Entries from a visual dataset
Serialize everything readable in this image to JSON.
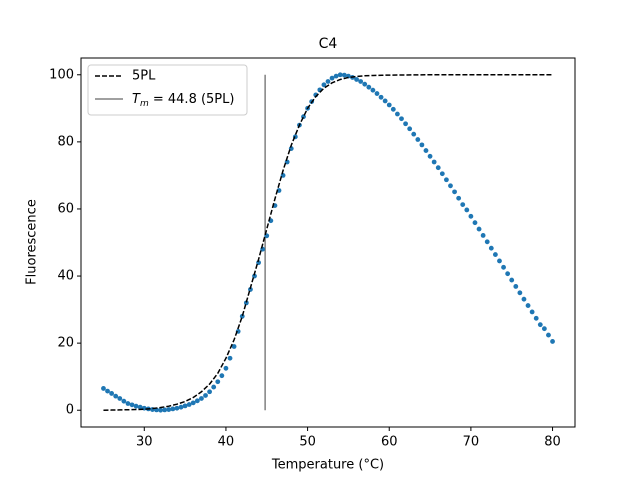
{
  "chart_data": {
    "type": "scatter",
    "title": "C4",
    "x_label": "Temperature (°C)",
    "y_label": "Fluorescence",
    "xlim": [
      22.25,
      82.75
    ],
    "ylim": [
      -5,
      105
    ],
    "xticks": [
      30,
      40,
      50,
      60,
      70,
      80
    ],
    "yticks": [
      0,
      20,
      40,
      60,
      80,
      100
    ],
    "grid": false,
    "legend_position": "upper left",
    "points": {
      "color": "#1f77b4",
      "x": [
        25,
        25.5,
        26,
        26.5,
        27,
        27.5,
        28,
        28.5,
        29,
        29.5,
        30,
        30.5,
        31,
        31.5,
        32,
        32.5,
        33,
        33.5,
        34,
        34.5,
        35,
        35.5,
        36,
        36.5,
        37,
        37.5,
        38,
        38.5,
        39,
        39.5,
        40,
        40.5,
        41,
        41.5,
        42,
        42.5,
        43,
        43.5,
        44,
        44.5,
        45,
        45.5,
        46,
        46.5,
        47,
        47.5,
        48,
        48.5,
        49,
        49.5,
        50,
        50.5,
        51,
        51.5,
        52,
        52.5,
        53,
        53.5,
        54,
        54.5,
        55,
        55.5,
        56,
        56.5,
        57,
        57.5,
        58,
        58.5,
        59,
        59.5,
        60,
        60.5,
        61,
        61.5,
        62,
        62.5,
        63,
        63.5,
        64,
        64.5,
        65,
        65.5,
        66,
        66.5,
        67,
        67.5,
        68,
        68.5,
        69,
        69.5,
        70,
        70.5,
        71,
        71.5,
        72,
        72.5,
        73,
        73.5,
        74,
        74.5,
        75,
        75.5,
        76,
        76.5,
        77,
        77.5,
        78,
        78.5,
        79,
        79.5,
        80
      ],
      "values": [
        6.5,
        5.7,
        5.0,
        4.2,
        3.5,
        2.7,
        2.0,
        1.6,
        1.2,
        0.9,
        0.6,
        0.4,
        0.2,
        0.1,
        0.0,
        0.1,
        0.2,
        0.4,
        0.6,
        0.9,
        1.3,
        1.7,
        2.2,
        2.8,
        3.5,
        4.4,
        5.5,
        6.9,
        8.5,
        10.3,
        12.5,
        15.5,
        19,
        23.5,
        28,
        32,
        36,
        40,
        44,
        48,
        52,
        56.5,
        61,
        65.5,
        70,
        74,
        78,
        81.5,
        85,
        87.5,
        90,
        92,
        94,
        95.5,
        97,
        98,
        99,
        99.6,
        100,
        99.9,
        99.6,
        99.2,
        98.6,
        98,
        97.2,
        96.3,
        95.4,
        94.4,
        93.3,
        92.2,
        91,
        89.7,
        88.3,
        86.9,
        85.4,
        83.9,
        82.3,
        80.7,
        79.1,
        77.4,
        75.7,
        74,
        72.3,
        70.5,
        68.7,
        66.9,
        65.1,
        63.2,
        61.3,
        59.7,
        57.8,
        55.9,
        54,
        52.1,
        50.2,
        48.3,
        46.4,
        44.5,
        42.6,
        40.7,
        38.8,
        36.9,
        35,
        33.1,
        31.2,
        29.3,
        27.4,
        25.5,
        24.3,
        22.4,
        20.5
      ]
    },
    "fit": {
      "name": "5PL",
      "color": "#000000",
      "x": [
        25,
        26,
        27,
        28,
        29,
        30,
        31,
        32,
        33,
        34,
        35,
        36,
        37,
        38,
        39,
        40,
        41,
        42,
        43,
        44,
        45,
        46,
        47,
        48,
        49,
        50,
        51,
        52,
        53,
        54,
        55,
        56,
        57,
        58,
        60,
        65,
        70,
        75,
        80
      ],
      "values": [
        0.0,
        0.05,
        0.1,
        0.15,
        0.2,
        0.3,
        0.5,
        0.8,
        1.2,
        1.8,
        2.6,
        3.8,
        5.5,
        7.8,
        11,
        15.5,
        21,
        28,
        36.5,
        45,
        54,
        63,
        71.5,
        79,
        85,
        90,
        93.5,
        96,
        97.6,
        98.6,
        99.2,
        99.5,
        99.7,
        99.8,
        99.9,
        100,
        100,
        100,
        100
      ]
    },
    "vline": {
      "label": [
        "T",
        "m",
        " = 44.8 (5PL)"
      ],
      "x": 44.8,
      "ymin": 0,
      "ymax": 100,
      "color": "#808080"
    }
  }
}
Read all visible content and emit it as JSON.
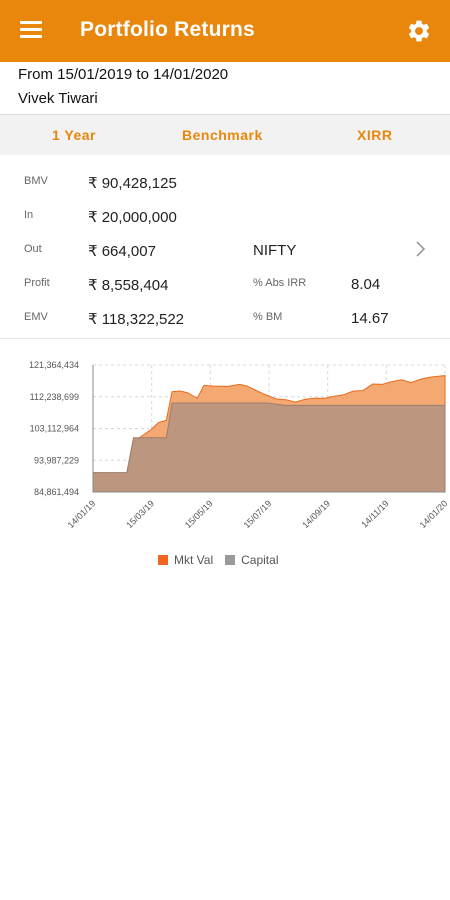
{
  "header": {
    "title": "Portfolio Returns",
    "menu_icon": "hamburger-menu-icon",
    "settings_icon": "gear-icon",
    "color": "#E8870C"
  },
  "info": {
    "period": "From 15/01/2019 to 14/01/2020",
    "user": "Vivek Tiwari"
  },
  "tabs": [
    {
      "label": "1 Year"
    },
    {
      "label": "Benchmark"
    },
    {
      "label": "XIRR"
    }
  ],
  "summary": {
    "bmv": {
      "label": "BMV",
      "value": "₹ 90,428,125"
    },
    "in": {
      "label": "In",
      "value": "₹ 20,000,000"
    },
    "out": {
      "label": "Out",
      "value": "₹ 664,007"
    },
    "profit": {
      "label": "Profit",
      "value": "₹ 8,558,404"
    },
    "emv": {
      "label": "EMV",
      "value": "₹ 118,322,522"
    },
    "benchmark": {
      "value": "NIFTY"
    },
    "abs_irr": {
      "label": "% Abs IRR",
      "value": "8.04"
    },
    "bm": {
      "label": "% BM",
      "value": "14.67"
    }
  },
  "chart_data": {
    "type": "area",
    "ylim": [
      84861494,
      121364434
    ],
    "yticks": [
      "121,364,434",
      "112,238,699",
      "103,112,964",
      "93,987,229",
      "84,861,494"
    ],
    "ytick_values": [
      121364434,
      112238699,
      103112964,
      93987229,
      84861494
    ],
    "xticks": [
      "14/01/19",
      "15/03/19",
      "15/05/19",
      "15/07/19",
      "14/09/19",
      "14/11/19",
      "14/01/20"
    ],
    "x_range_days": [
      0,
      365
    ],
    "series": [
      {
        "name": "Mkt Val",
        "color": "#F4A46A",
        "stroke": "#E86A1A",
        "points": [
          [
            0,
            90428125
          ],
          [
            20,
            90200000
          ],
          [
            28,
            89300000
          ],
          [
            35,
            89800000
          ],
          [
            42,
            99500000
          ],
          [
            50,
            100800000
          ],
          [
            60,
            102800000
          ],
          [
            68,
            104800000
          ],
          [
            76,
            105500000
          ],
          [
            82,
            113700000
          ],
          [
            90,
            113900000
          ],
          [
            98,
            113400000
          ],
          [
            108,
            111800000
          ],
          [
            115,
            115500000
          ],
          [
            125,
            115300000
          ],
          [
            140,
            115200000
          ],
          [
            152,
            115800000
          ],
          [
            160,
            115300000
          ],
          [
            165,
            114600000
          ],
          [
            178,
            112900000
          ],
          [
            190,
            111600000
          ],
          [
            200,
            111400000
          ],
          [
            210,
            110700000
          ],
          [
            220,
            111500000
          ],
          [
            230,
            111800000
          ],
          [
            240,
            111800000
          ],
          [
            250,
            112400000
          ],
          [
            260,
            112800000
          ],
          [
            270,
            113900000
          ],
          [
            280,
            114000000
          ],
          [
            290,
            115900000
          ],
          [
            300,
            115800000
          ],
          [
            310,
            116600000
          ],
          [
            320,
            117100000
          ],
          [
            330,
            116300000
          ],
          [
            340,
            117300000
          ],
          [
            350,
            117900000
          ],
          [
            365,
            118322522
          ]
        ]
      },
      {
        "name": "Capital",
        "color": "#B9957F",
        "stroke": "#9A7D6C",
        "points": [
          [
            0,
            90428125
          ],
          [
            35,
            90428125
          ],
          [
            42,
            100428125
          ],
          [
            76,
            100428125
          ],
          [
            82,
            110428125
          ],
          [
            180,
            110428125
          ],
          [
            200,
            109764118
          ],
          [
            365,
            109764118
          ]
        ]
      }
    ],
    "legend": [
      "Mkt Val",
      "Capital"
    ],
    "legend_colors": [
      "#F26522",
      "#999999"
    ],
    "grid": true
  }
}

● **WHAT THIS TASK INVOLVES**:
Look above for lines with the word "JSON" and copy them all.

● **RESULT**:
Serialize everything readable in this image to JSON.
Read all visible content and emit it as JSON.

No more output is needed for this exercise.